:: Stored records ::
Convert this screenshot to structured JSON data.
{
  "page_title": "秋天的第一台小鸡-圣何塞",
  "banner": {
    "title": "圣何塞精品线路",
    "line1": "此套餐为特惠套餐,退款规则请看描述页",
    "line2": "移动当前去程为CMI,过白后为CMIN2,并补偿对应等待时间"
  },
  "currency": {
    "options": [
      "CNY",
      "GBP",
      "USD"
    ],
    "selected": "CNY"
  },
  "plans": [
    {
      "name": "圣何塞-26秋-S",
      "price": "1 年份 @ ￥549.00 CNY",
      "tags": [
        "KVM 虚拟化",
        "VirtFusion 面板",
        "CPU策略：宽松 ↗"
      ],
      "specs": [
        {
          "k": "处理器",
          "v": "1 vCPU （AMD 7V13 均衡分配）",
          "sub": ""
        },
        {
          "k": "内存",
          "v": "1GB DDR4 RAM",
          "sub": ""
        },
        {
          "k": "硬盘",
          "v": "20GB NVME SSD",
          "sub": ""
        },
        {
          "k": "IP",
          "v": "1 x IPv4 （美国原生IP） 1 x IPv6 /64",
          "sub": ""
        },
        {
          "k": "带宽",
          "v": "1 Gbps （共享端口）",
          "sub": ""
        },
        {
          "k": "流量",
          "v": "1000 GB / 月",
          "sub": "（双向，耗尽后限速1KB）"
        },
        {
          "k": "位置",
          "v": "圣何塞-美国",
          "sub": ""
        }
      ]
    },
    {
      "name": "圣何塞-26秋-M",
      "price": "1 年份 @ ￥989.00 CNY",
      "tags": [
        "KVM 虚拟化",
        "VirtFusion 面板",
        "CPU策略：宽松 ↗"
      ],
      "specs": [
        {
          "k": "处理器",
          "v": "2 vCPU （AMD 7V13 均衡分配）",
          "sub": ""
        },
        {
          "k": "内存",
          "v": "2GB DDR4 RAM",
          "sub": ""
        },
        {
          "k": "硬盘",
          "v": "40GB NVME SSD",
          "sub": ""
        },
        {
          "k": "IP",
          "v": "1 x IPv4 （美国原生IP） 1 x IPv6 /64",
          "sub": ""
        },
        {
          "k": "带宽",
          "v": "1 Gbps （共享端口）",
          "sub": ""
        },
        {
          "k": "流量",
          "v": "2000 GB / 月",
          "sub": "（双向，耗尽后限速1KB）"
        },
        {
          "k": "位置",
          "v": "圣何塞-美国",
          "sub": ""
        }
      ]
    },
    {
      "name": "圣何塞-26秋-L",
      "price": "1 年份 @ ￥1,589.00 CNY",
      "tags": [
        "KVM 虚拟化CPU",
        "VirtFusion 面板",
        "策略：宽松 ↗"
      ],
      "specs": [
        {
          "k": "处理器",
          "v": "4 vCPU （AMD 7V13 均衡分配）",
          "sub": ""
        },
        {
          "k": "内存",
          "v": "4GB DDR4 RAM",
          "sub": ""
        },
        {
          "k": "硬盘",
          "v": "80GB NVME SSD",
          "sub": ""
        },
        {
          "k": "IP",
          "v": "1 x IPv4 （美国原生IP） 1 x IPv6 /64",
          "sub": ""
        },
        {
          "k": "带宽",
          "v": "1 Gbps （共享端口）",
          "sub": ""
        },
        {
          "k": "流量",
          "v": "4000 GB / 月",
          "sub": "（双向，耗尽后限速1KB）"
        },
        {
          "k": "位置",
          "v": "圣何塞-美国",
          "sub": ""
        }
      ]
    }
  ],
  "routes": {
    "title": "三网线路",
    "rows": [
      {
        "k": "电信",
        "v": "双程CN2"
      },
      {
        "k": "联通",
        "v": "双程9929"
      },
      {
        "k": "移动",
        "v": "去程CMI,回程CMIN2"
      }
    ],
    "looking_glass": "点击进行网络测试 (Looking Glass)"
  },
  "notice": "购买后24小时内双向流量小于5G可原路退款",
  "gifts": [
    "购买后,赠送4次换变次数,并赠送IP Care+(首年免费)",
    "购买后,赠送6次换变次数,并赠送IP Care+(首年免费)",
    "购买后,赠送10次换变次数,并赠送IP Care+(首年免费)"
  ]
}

:: Goal of the exercise ::
Pull out each line of the entries that contains "Care".

:: Solution to the exercise ::
    "购买后,赠送4次换变次数,并赠送IP Care+(首年免费)",
    "购买后,赠送6次换变次数,并赠送IP Care+(首年免费)",
    "购买后,赠送10次换变次数,并赠送IP Care+(首年免费)"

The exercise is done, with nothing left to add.